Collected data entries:
• • • •

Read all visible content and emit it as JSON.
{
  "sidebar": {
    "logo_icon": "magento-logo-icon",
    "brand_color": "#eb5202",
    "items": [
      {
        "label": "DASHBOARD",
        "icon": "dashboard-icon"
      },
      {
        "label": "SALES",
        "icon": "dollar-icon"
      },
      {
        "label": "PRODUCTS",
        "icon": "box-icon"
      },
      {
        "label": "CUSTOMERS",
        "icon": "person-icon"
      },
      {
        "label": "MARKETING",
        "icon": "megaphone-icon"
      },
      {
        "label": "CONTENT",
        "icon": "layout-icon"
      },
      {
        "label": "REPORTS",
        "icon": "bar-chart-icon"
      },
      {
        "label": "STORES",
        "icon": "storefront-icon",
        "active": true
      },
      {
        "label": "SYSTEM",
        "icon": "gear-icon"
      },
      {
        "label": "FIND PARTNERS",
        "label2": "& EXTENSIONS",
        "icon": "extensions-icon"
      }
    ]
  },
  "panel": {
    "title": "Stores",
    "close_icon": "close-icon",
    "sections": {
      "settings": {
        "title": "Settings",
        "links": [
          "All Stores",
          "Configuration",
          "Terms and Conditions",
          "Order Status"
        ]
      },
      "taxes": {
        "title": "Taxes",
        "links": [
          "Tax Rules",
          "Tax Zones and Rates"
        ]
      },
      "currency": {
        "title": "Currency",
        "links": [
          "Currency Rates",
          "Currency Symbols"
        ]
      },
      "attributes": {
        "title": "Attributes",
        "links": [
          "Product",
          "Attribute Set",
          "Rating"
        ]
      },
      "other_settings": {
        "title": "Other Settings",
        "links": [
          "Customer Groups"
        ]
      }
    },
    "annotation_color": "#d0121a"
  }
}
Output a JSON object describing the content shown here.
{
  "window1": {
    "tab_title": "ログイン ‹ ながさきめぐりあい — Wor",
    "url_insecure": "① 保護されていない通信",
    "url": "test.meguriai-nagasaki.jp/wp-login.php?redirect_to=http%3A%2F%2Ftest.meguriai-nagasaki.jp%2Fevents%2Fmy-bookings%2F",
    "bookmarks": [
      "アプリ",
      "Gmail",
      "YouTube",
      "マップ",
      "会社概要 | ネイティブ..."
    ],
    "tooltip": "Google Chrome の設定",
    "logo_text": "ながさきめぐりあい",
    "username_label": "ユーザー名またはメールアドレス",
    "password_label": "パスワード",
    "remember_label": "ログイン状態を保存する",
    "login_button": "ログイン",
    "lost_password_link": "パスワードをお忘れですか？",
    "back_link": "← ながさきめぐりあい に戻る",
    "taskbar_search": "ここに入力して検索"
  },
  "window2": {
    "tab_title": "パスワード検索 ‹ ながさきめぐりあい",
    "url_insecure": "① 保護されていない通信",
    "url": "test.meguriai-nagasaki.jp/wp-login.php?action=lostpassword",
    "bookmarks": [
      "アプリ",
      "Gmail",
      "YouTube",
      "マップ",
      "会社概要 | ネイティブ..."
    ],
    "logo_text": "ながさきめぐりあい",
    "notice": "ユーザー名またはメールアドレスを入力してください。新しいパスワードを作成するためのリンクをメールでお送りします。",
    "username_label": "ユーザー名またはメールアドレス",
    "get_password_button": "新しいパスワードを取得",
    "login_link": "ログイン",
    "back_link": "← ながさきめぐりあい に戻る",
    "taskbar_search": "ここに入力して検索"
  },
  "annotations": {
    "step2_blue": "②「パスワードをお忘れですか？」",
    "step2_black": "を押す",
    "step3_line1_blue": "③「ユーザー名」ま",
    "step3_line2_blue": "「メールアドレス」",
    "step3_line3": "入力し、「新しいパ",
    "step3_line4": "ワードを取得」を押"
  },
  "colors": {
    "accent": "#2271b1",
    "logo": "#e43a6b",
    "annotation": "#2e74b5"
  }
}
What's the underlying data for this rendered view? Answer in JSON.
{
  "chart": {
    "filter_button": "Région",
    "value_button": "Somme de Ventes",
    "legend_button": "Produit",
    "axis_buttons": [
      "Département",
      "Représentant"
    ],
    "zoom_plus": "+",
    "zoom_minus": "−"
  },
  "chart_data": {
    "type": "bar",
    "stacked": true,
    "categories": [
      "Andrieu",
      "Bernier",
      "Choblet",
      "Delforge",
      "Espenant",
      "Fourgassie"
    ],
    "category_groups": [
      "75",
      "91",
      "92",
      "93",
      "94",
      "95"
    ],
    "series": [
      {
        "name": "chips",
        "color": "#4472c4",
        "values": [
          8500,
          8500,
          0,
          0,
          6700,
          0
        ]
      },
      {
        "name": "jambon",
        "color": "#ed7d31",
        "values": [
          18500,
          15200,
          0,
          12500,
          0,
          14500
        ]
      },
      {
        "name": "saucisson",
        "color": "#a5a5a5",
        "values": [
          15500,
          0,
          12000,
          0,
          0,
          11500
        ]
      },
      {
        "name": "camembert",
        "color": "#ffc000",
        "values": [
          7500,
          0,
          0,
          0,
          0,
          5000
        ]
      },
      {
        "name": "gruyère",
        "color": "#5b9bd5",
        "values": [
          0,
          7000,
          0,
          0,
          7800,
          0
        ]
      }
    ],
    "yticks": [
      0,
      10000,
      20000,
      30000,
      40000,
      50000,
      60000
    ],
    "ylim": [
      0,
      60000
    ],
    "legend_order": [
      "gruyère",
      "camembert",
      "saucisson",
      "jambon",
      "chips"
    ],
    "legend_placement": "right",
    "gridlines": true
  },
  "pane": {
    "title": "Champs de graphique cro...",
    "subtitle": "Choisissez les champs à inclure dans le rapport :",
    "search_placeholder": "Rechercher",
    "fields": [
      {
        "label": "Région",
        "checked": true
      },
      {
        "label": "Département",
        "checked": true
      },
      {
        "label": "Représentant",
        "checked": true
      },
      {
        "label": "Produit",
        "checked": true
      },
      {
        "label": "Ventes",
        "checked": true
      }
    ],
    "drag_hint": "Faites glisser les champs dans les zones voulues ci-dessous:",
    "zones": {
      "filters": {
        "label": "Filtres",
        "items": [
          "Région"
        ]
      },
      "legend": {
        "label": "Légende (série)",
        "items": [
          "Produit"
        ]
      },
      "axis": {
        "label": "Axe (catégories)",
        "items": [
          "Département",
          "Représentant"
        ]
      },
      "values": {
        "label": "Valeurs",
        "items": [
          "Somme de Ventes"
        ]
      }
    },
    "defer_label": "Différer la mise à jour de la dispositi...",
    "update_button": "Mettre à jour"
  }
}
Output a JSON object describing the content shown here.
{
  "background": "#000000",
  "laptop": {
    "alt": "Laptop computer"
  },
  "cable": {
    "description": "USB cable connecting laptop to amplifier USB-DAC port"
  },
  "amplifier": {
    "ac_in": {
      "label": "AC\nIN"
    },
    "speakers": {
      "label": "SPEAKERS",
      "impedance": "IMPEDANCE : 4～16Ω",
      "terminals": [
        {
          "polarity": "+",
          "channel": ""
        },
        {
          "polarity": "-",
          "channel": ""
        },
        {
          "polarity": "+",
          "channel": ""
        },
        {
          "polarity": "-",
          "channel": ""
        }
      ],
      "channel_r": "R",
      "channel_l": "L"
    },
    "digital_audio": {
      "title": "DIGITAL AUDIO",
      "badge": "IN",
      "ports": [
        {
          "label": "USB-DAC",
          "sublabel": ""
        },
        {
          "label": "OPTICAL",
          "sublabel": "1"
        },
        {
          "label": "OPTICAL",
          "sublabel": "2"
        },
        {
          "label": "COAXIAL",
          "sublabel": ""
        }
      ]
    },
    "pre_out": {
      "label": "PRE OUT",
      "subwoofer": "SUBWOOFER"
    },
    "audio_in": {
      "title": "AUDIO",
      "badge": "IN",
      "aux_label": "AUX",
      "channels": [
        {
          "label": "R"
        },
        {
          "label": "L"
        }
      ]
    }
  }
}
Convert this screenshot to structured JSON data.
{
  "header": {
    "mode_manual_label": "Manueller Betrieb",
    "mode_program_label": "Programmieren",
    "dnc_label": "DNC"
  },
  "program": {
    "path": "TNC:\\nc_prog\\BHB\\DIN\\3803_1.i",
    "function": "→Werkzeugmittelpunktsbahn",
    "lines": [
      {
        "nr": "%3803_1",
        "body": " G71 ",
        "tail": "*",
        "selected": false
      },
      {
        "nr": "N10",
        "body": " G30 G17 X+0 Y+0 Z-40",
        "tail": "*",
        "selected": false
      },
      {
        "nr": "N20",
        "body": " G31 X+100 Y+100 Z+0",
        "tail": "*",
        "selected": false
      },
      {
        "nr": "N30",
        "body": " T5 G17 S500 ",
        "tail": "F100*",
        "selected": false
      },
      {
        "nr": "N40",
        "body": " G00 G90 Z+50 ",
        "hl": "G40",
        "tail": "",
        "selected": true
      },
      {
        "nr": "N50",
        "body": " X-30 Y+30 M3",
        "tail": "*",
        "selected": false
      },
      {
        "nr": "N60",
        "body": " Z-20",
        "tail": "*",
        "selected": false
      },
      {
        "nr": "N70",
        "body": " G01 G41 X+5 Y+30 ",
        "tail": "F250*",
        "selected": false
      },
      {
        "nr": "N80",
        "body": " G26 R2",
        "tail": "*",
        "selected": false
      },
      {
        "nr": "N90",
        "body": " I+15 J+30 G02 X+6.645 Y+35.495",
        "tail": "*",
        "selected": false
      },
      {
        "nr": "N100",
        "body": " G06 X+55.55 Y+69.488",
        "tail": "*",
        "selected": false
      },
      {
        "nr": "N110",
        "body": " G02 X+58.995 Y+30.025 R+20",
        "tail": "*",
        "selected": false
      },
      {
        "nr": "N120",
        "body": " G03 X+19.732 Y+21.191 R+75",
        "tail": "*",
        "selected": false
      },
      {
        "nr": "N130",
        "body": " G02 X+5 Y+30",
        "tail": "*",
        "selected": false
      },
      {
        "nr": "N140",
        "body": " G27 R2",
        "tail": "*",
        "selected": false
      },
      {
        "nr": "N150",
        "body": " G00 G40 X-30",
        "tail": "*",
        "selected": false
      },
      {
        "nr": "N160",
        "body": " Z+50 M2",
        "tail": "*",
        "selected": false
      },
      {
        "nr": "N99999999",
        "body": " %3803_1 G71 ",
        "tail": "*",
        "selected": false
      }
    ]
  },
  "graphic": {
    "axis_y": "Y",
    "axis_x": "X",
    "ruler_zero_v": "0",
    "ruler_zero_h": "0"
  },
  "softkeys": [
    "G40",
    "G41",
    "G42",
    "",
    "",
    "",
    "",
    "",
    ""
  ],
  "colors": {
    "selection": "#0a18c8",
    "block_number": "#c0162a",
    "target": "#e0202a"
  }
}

• • • •

Read through the entries and copy each line in which "nagasaki" appears.

    "url": "test.meguriai-nagasaki.jp/wp-login.php?redirect_to=http%3A%2F%2Ftest.meguriai-nagasaki.jp%2Fevents%2Fmy-bookings%2F",
    "url": "test.meguriai-nagasaki.jp/wp-login.php?action=lostpassword",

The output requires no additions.